▶ Source
+---+

Historically, a subsidiary of the Company also owned a 50% equity interest in Roan. The Company’s equity earnings (losses), consisting of its share of Roan’s earnings or losses, are included in the condensed consolidated financial statements. However, following an internal reorganization in connection with the Spin-off, the equity interest in Roan is owned by the Parent and is no longer affiliated with Riviera. As such, equity earnings (losses) in Roan will not be included in Riviera’s financial statements in periods subsequent to the Reorganization Date.
9
RIVIERA RESOURCES, INC.
NOTES TO CONDENSED CONSOLIDATED AND COMBINED FINANCIAL STATEMENTS - Continued
(Unaudited)
Principles of Consolidation and Combination
The information reported herein reflects all normal recurring adjustments that are, in the opinion of management, necessary for the fair presentation of the results for the interim periods. Certain information and note disclosures normally included in annual financial statements prepared in accordance with U.S. generally accepted accounting principles (“GAAP”) have been condensed or omitted under Securities and Exchange Commission rules and regulations; as such, this report should be read in conjunction with the financial statements and notes for the year ended December 31, 2017 included in the Company’s Registration Statement on Form S-1, as amended (File No. 333-225927). The results reported in these unaudited condensed consolidated and combined financial statements should not necessarily be taken as indicative of results that may be expected for the entire year.
The condensed consolidated and combined financial statements for Predecessor periods represent the financial position and results of operations of entities held by the Company after the Spin-off that were historically under common control of the Parent, which exclude Linn Acquisition Company, LLC (“LAC”) and Berry. On February 28, 2017, LINN Energy and Berry emerged from bankruptcy as standalone unaffiliated entities. The condensed consolidated financial statements for the Successor period represent the financial position and results of operations of entities held by the Company after the Spin-off that were historically under the control of the Parent. The Company presents its condensed consolidated and combined financial statements in accordance with U.S. GAAP. The condensed consolidated and combined financial statements include the accounts of the Company and its subsidiaries. All significant intercompany transactions and balances have been eliminated. The condensed consolidated and combined financial statements were prepared on a carve-out basis and reflect significant assumptions and allocations.
Investments in noncontrolled entities over which the Company exercises significant influence are accounted for under the equity method. See Note 6 for additional information about equity method investments.

+---+

List every company that the financial statement notes mention by proper name. The records are separate material and unrelated to the financial statement notes.

+---+

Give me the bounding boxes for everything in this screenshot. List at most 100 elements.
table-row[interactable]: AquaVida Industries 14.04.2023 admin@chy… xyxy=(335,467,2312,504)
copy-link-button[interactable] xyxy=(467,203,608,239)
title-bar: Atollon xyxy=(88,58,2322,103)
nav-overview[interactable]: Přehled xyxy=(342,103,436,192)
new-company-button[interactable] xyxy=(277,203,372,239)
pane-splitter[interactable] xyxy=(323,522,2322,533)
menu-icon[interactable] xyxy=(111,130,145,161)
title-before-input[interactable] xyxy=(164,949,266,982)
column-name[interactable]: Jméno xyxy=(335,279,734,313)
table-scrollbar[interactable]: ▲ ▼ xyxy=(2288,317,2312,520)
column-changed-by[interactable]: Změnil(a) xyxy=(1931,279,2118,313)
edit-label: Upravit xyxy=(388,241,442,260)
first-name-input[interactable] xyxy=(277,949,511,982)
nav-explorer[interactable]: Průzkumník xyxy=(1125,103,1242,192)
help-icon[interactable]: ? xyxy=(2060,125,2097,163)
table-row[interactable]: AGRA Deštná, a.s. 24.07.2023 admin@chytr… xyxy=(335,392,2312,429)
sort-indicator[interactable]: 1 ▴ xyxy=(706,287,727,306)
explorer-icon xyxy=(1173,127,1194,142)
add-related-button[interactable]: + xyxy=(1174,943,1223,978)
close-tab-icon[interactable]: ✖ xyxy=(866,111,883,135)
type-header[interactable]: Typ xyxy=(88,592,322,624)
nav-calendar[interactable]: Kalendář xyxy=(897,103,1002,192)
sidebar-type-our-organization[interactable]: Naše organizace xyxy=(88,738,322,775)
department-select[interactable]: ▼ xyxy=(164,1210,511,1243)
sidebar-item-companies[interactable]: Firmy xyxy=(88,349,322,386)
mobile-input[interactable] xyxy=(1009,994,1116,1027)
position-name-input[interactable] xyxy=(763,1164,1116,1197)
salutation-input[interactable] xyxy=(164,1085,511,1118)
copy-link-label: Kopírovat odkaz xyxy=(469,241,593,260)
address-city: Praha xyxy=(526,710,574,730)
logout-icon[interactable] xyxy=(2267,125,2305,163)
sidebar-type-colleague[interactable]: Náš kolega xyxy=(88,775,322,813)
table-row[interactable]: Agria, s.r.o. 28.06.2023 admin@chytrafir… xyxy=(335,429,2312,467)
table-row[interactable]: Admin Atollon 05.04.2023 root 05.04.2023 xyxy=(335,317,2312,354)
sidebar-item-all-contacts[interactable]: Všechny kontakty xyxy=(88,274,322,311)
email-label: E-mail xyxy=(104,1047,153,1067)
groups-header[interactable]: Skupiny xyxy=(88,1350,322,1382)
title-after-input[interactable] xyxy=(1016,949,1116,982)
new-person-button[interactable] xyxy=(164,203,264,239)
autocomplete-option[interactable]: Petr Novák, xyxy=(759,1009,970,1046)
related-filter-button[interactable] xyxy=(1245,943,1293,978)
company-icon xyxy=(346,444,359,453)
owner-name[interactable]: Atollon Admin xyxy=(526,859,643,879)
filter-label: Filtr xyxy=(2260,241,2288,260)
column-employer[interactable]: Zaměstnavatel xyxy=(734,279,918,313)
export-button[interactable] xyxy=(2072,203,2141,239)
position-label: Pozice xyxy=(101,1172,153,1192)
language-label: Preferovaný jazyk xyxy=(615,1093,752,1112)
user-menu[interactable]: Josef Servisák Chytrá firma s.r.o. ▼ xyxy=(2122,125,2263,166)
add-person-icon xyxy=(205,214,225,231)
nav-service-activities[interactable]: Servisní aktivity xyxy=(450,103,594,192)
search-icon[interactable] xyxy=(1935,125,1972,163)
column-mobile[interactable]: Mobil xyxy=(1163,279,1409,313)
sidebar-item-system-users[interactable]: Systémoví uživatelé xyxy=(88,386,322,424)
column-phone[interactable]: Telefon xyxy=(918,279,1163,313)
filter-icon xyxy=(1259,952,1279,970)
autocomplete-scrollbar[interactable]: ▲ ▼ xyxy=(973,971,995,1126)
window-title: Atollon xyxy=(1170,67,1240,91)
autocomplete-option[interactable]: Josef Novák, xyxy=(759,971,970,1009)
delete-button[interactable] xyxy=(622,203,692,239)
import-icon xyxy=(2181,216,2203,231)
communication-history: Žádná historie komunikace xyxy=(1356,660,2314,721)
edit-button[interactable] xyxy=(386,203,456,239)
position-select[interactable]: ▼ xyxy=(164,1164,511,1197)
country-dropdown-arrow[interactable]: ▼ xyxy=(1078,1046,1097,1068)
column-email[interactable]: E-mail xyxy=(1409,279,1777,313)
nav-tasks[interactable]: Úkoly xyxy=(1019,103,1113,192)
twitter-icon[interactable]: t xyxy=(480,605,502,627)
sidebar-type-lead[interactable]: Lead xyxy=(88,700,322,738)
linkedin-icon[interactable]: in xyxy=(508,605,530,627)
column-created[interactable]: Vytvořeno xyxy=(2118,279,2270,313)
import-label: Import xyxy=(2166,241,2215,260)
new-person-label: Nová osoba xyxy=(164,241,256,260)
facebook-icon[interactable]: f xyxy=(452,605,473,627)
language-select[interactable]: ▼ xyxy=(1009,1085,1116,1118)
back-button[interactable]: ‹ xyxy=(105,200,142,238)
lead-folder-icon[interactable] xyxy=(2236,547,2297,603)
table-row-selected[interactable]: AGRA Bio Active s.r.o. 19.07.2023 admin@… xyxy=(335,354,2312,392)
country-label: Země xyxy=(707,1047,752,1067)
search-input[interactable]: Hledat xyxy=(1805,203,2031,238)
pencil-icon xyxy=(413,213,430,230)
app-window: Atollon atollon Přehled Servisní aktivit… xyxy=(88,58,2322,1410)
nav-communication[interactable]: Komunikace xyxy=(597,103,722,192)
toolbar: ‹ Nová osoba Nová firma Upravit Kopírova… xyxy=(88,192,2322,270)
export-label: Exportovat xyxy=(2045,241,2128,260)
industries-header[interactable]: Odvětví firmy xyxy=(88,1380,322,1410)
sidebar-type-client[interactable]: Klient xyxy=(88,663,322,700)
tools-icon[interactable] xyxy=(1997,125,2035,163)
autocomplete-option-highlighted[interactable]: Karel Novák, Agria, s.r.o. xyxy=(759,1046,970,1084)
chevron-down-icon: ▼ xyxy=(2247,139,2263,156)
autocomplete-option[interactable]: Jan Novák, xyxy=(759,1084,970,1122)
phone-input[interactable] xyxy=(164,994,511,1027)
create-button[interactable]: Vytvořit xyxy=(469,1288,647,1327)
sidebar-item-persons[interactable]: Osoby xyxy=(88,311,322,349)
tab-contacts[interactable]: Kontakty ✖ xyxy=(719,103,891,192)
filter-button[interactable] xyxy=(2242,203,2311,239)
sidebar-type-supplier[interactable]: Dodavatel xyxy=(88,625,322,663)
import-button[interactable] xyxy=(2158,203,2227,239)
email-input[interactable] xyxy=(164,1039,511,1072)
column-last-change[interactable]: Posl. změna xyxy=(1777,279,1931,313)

+---+

▶ Answer for the task
- Roan
- Riviera Resources, Inc. (Riviera)
- Linn Acquisition Company, LLC (LAC)
- Berry
- LINN Energy